-- begin Records for processing --

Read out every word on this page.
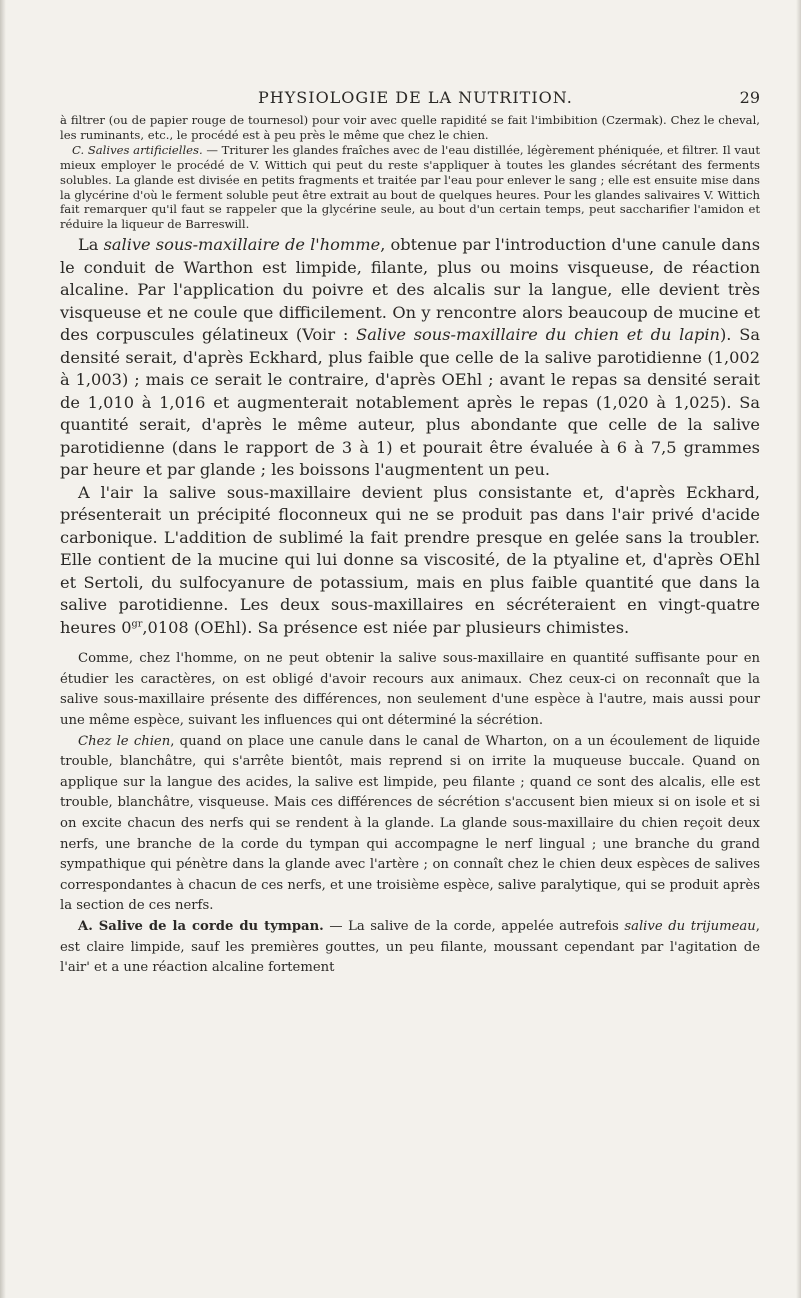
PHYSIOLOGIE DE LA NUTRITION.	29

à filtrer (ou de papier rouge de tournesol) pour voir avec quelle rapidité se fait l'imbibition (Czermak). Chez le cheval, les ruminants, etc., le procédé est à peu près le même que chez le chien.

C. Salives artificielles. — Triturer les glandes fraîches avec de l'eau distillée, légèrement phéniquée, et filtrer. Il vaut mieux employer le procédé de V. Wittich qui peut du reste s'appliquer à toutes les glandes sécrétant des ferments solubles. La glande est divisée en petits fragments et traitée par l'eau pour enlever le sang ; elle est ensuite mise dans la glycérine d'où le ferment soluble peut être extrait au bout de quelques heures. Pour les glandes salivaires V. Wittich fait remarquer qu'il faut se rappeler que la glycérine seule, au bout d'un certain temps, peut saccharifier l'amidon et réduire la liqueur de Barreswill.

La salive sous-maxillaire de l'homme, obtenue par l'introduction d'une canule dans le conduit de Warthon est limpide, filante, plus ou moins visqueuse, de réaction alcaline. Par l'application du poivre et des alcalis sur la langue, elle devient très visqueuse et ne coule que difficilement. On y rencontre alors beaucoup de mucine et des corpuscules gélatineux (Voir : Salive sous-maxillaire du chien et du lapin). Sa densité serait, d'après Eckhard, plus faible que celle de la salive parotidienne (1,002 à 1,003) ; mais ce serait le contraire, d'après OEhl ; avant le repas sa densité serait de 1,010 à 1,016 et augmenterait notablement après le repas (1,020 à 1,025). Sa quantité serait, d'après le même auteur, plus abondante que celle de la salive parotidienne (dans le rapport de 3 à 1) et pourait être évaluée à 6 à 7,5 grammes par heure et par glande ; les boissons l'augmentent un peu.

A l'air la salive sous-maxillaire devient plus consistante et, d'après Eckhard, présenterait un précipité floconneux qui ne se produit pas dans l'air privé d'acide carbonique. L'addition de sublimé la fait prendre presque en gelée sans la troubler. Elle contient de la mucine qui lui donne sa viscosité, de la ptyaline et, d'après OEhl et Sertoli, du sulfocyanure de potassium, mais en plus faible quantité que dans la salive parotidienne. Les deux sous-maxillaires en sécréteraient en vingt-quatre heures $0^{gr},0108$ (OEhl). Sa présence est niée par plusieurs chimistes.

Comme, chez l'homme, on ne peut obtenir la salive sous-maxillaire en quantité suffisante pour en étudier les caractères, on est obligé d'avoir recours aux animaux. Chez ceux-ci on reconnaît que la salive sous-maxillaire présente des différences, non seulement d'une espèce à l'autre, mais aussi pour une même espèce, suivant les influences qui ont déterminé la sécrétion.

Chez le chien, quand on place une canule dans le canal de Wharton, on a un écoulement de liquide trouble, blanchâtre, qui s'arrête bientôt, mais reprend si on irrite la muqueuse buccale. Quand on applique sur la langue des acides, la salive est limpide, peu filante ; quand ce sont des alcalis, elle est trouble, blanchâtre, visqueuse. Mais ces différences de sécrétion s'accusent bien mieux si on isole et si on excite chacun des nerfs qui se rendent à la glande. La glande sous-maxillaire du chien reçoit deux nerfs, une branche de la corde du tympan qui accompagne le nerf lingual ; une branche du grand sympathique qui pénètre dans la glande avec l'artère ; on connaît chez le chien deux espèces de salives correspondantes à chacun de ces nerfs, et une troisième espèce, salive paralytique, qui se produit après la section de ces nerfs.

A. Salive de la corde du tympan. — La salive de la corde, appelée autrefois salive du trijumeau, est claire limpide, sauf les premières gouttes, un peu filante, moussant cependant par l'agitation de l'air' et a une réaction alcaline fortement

-- end Records for processing --
-- begin Records for processing --

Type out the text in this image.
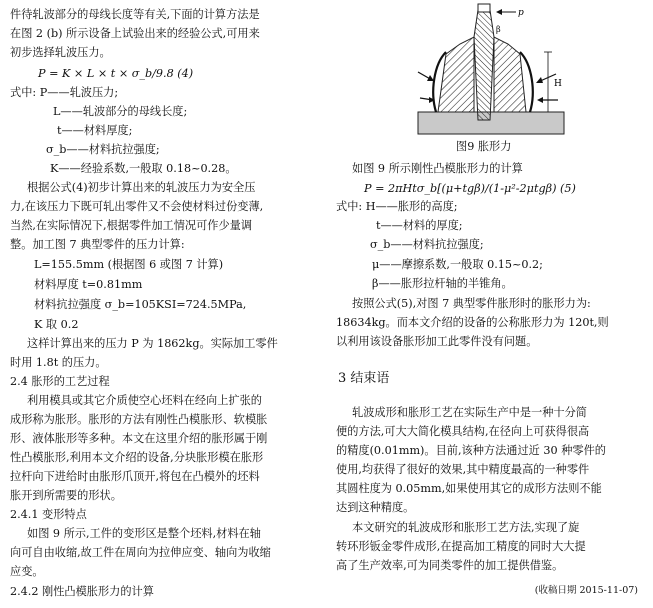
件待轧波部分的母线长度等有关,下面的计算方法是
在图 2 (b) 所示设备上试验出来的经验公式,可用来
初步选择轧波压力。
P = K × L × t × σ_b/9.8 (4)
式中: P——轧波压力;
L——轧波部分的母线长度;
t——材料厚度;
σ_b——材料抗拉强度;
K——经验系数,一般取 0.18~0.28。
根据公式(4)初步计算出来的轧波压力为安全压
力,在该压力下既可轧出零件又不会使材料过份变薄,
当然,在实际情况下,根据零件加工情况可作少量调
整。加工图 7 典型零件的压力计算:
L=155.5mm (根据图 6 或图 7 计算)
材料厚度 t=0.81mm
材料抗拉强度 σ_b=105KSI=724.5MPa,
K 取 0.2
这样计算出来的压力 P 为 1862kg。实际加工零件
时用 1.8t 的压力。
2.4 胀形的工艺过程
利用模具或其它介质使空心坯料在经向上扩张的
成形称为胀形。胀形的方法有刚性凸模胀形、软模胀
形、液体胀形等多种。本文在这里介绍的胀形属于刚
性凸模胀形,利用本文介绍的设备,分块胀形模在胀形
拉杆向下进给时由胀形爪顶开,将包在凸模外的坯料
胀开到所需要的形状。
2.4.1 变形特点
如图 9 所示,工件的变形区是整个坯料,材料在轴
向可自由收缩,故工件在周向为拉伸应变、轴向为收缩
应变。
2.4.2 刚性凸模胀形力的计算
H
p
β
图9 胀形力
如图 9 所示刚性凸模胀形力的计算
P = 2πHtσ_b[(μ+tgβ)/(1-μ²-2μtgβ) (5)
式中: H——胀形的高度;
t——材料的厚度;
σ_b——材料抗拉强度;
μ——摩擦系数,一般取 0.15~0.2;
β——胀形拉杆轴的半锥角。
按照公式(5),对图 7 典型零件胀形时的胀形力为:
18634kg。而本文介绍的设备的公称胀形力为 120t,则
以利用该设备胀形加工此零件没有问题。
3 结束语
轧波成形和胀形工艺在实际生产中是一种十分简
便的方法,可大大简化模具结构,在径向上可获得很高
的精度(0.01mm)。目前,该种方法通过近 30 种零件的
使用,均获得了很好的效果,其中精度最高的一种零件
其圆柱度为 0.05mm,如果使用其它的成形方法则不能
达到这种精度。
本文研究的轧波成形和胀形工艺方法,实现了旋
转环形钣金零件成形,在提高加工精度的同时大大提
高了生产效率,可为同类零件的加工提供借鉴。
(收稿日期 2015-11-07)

-- end Records for processing --
-- begin Records for processing --

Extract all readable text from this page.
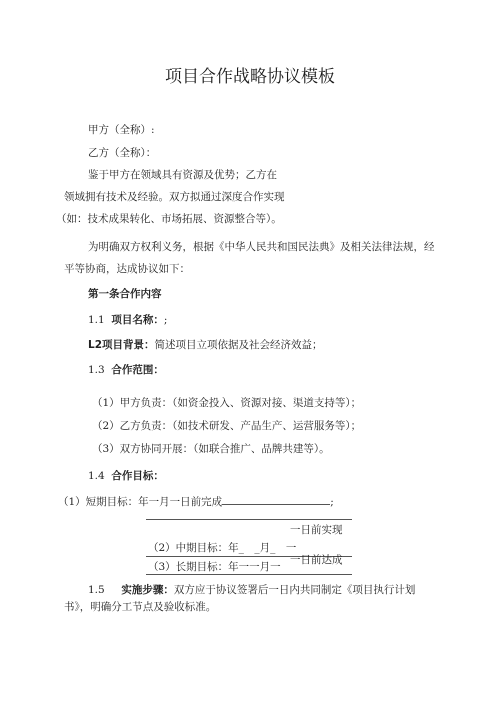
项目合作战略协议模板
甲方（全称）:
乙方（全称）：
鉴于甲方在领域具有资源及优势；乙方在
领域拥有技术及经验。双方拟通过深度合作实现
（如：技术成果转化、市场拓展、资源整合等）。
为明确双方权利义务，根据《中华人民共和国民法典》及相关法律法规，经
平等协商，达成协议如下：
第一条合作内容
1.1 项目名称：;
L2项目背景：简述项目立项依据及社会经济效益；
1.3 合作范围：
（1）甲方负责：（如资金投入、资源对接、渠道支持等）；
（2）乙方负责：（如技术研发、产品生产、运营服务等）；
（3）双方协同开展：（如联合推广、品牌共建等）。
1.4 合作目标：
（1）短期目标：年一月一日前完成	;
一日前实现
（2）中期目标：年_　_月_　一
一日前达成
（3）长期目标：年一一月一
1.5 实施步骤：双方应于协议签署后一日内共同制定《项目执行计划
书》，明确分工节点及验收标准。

-- end Records for processing --

■ Aim ■
Extract, from the material above, each line holding the word "chez".

■ Finished exercise ■
à filtrer (ou de papier rouge de tournesol) pour voir avec quelle rapidité se fait l'imbibition (Czermak). Chez le cheval, les ruminants, etc., le procédé est à peu près le même que chez le chien.
Comme, chez l'homme, on ne peut obtenir la salive sous-maxillaire en quantité suffisante pour en étudier les caractères, on est obligé d'avoir recours aux animaux. Chez ceux-ci on reconnaît que la salive sous-maxillaire présente des différences, non seulement d'une espèce à l'autre, mais aussi pour une même espèce, suivant les influences qui ont déterminé la sécrétion.
Chez le chien, quand on place une canule dans le canal de Wharton, on a un écoulement de liquide trouble, blanchâtre, qui s'arrête bientôt, mais reprend si on irrite la muqueuse buccale. Quand on applique sur la langue des acides, la salive est limpide, peu filante ; quand ce sont des alcalis, elle est trouble, blanchâtre, visqueuse. Mais ces différences de sécrétion s'accusent bien mieux si on isole et si on excite chacun des nerfs qui se rendent à la glande. La glande sous-maxillaire du chien reçoit deux nerfs, une branche de la corde du tympan qui accompagne le nerf lingual ; une branche du grand sympathique qui pénètre dans la glande avec l'artère ; on connaît chez le chien deux espèces de salives correspondantes à chacun de ces nerfs, et une troisième espèce, salive paralytique, qui se produit après la section de ces nerfs.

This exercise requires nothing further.